GIVEN DATA:
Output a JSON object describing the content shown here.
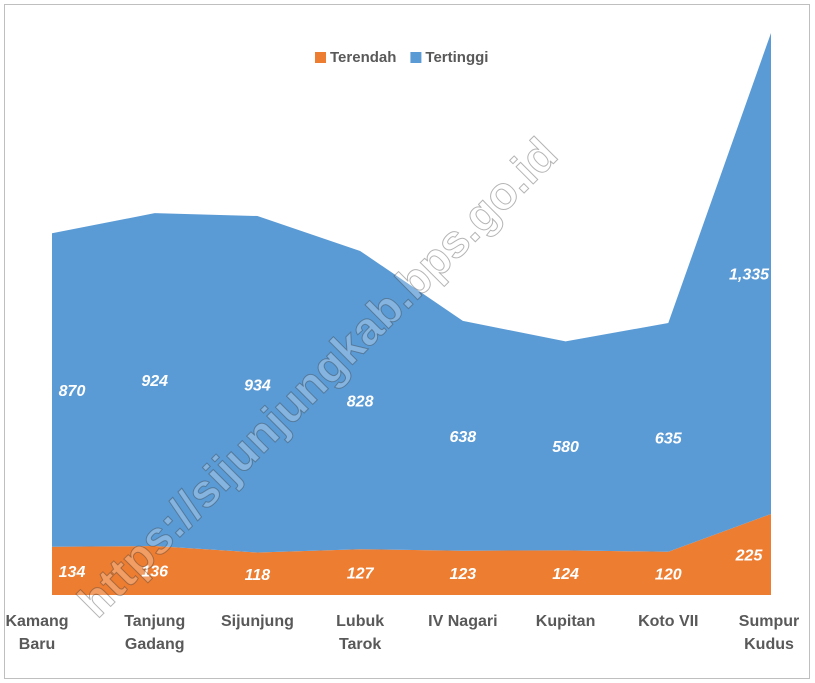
{
  "chart_data": {
    "type": "stacked-area",
    "categories": [
      [
        "Kamang",
        "Baru"
      ],
      [
        "Tanjung",
        "Gadang"
      ],
      [
        "Sijunjung"
      ],
      [
        "Lubuk",
        "Tarok"
      ],
      [
        "IV Nagari"
      ],
      [
        "Kupitan"
      ],
      [
        "Koto VII"
      ],
      [
        "Sumpur",
        "Kudus"
      ]
    ],
    "series": [
      {
        "name": "Terendah",
        "color": "#ed7d31",
        "values": [
          134,
          136,
          118,
          127,
          123,
          124,
          120,
          225
        ],
        "value_labels": [
          "134",
          "136",
          "118",
          "127",
          "123",
          "124",
          "120",
          "225"
        ]
      },
      {
        "name": "Tertinggi",
        "color": "#5b9bd5",
        "values": [
          870,
          924,
          934,
          828,
          638,
          580,
          635,
          1335
        ],
        "value_labels": [
          "870",
          "924",
          "934",
          "828",
          "638",
          "580",
          "635",
          "1,335"
        ]
      }
    ],
    "legend": "top",
    "watermark": "https://sijunjungkab.bps.go.id"
  }
}
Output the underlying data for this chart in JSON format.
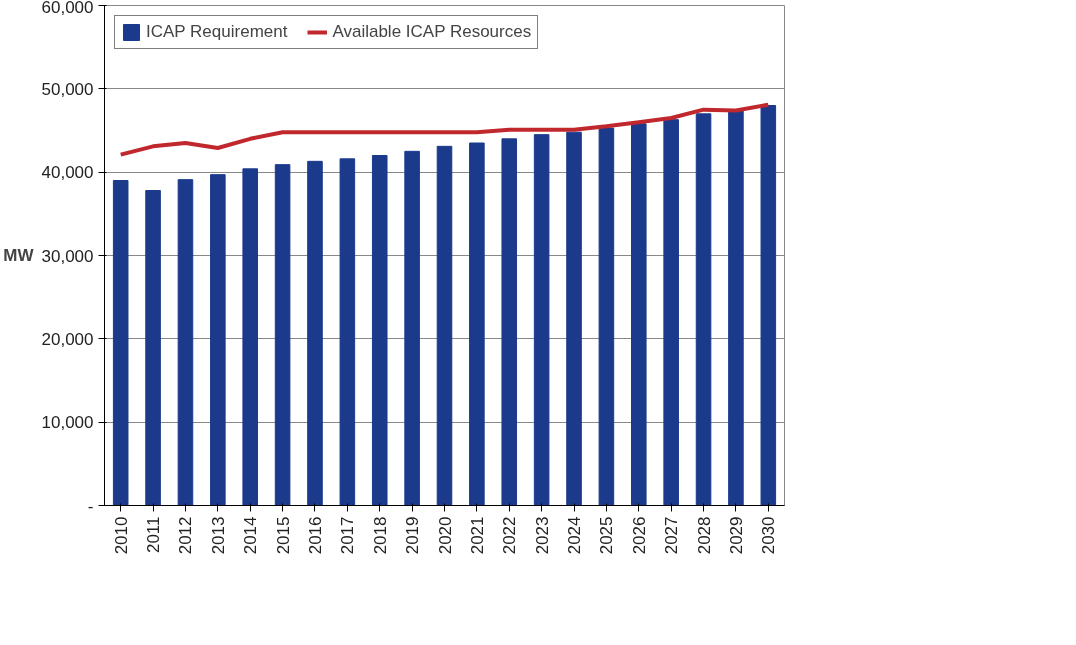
{
  "chart_data": {
    "type": "bar",
    "ylabel": "MW",
    "categories": [
      "2010",
      "2011",
      "2012",
      "2013",
      "2014",
      "2015",
      "2016",
      "2017",
      "2018",
      "2019",
      "2020",
      "2021",
      "2022",
      "2023",
      "2024",
      "2025",
      "2026",
      "2027",
      "2028",
      "2029",
      "2030"
    ],
    "series": [
      {
        "name": "ICAP Requirement",
        "color": "#1b3a8c",
        "values": [
          39000,
          37800,
          39100,
          39700,
          40400,
          40900,
          41300,
          41600,
          42000,
          42500,
          43100,
          43500,
          44000,
          44500,
          44800,
          45300,
          45800,
          46300,
          47000,
          47400,
          48000
        ]
      },
      {
        "name": "Available ICAP Resources",
        "type": "line",
        "color": "#c0282d",
        "values": [
          42100,
          43100,
          43500,
          42900,
          44000,
          44800,
          44800,
          44800,
          44800,
          44800,
          44800,
          44800,
          45100,
          45100,
          45100,
          45500,
          46000,
          46500,
          47500,
          47400,
          48100
        ]
      }
    ],
    "ylim": [
      0,
      60000
    ],
    "yticks": [
      {
        "value": 0,
        "label": "-"
      },
      {
        "value": 10000,
        "label": "10,000"
      },
      {
        "value": 20000,
        "label": "20,000"
      },
      {
        "value": 30000,
        "label": "30,000"
      },
      {
        "value": 40000,
        "label": "40,000"
      },
      {
        "value": 50000,
        "label": "50,000"
      },
      {
        "value": 60000,
        "label": "60,000"
      }
    ],
    "grid": "y",
    "legend": "top left"
  }
}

TASK OBJECTIVE: Your task is to return the entries above exactly, with no pictures.

REPLY:
Output a JSON object describing the content shown here.
{
  "chart_data": {
    "type": "stacked-area",
    "categories": [
      [
        "Kamang",
        "Baru"
      ],
      [
        "Tanjung",
        "Gadang"
      ],
      [
        "Sijunjung"
      ],
      [
        "Lubuk",
        "Tarok"
      ],
      [
        "IV Nagari"
      ],
      [
        "Kupitan"
      ],
      [
        "Koto VII"
      ],
      [
        "Sumpur",
        "Kudus"
      ]
    ],
    "series": [
      {
        "name": "Terendah",
        "color": "#ed7d31",
        "values": [
          134,
          136,
          118,
          127,
          123,
          124,
          120,
          225
        ],
        "value_labels": [
          "134",
          "136",
          "118",
          "127",
          "123",
          "124",
          "120",
          "225"
        ]
      },
      {
        "name": "Tertinggi",
        "color": "#5b9bd5",
        "values": [
          870,
          924,
          934,
          828,
          638,
          580,
          635,
          1335
        ],
        "value_labels": [
          "870",
          "924",
          "934",
          "828",
          "638",
          "580",
          "635",
          "1,335"
        ]
      }
    ],
    "legend": "top",
    "watermark": "https://sijunjungkab.bps.go.id"
  }
}
Output the underlying data for this chart in JSON format.
{
  "chart_data": {
    "type": "bar",
    "ylabel": "MW",
    "categories": [
      "2010",
      "2011",
      "2012",
      "2013",
      "2014",
      "2015",
      "2016",
      "2017",
      "2018",
      "2019",
      "2020",
      "2021",
      "2022",
      "2023",
      "2024",
      "2025",
      "2026",
      "2027",
      "2028",
      "2029",
      "2030"
    ],
    "series": [
      {
        "name": "ICAP Requirement",
        "color": "#1b3a8c",
        "values": [
          39000,
          37800,
          39100,
          39700,
          40400,
          40900,
          41300,
          41600,
          42000,
          42500,
          43100,
          43500,
          44000,
          44500,
          44800,
          45300,
          45800,
          46300,
          47000,
          47400,
          48000
        ]
      },
      {
        "name": "Available ICAP Resources",
        "type": "line",
        "color": "#c0282d",
        "values": [
          42100,
          43100,
          43500,
          42900,
          44000,
          44800,
          44800,
          44800,
          44800,
          44800,
          44800,
          44800,
          45100,
          45100,
          45100,
          45500,
          46000,
          46500,
          47500,
          47400,
          48100
        ]
      }
    ],
    "ylim": [
      0,
      60000
    ],
    "yticks": [
      {
        "value": 0,
        "label": "-"
      },
      {
        "value": 10000,
        "label": "10,000"
      },
      {
        "value": 20000,
        "label": "20,000"
      },
      {
        "value": 30000,
        "label": "30,000"
      },
      {
        "value": 40000,
        "label": "40,000"
      },
      {
        "value": 50000,
        "label": "50,000"
      },
      {
        "value": 60000,
        "label": "60,000"
      }
    ],
    "grid": "y",
    "legend": "top left"
  }
}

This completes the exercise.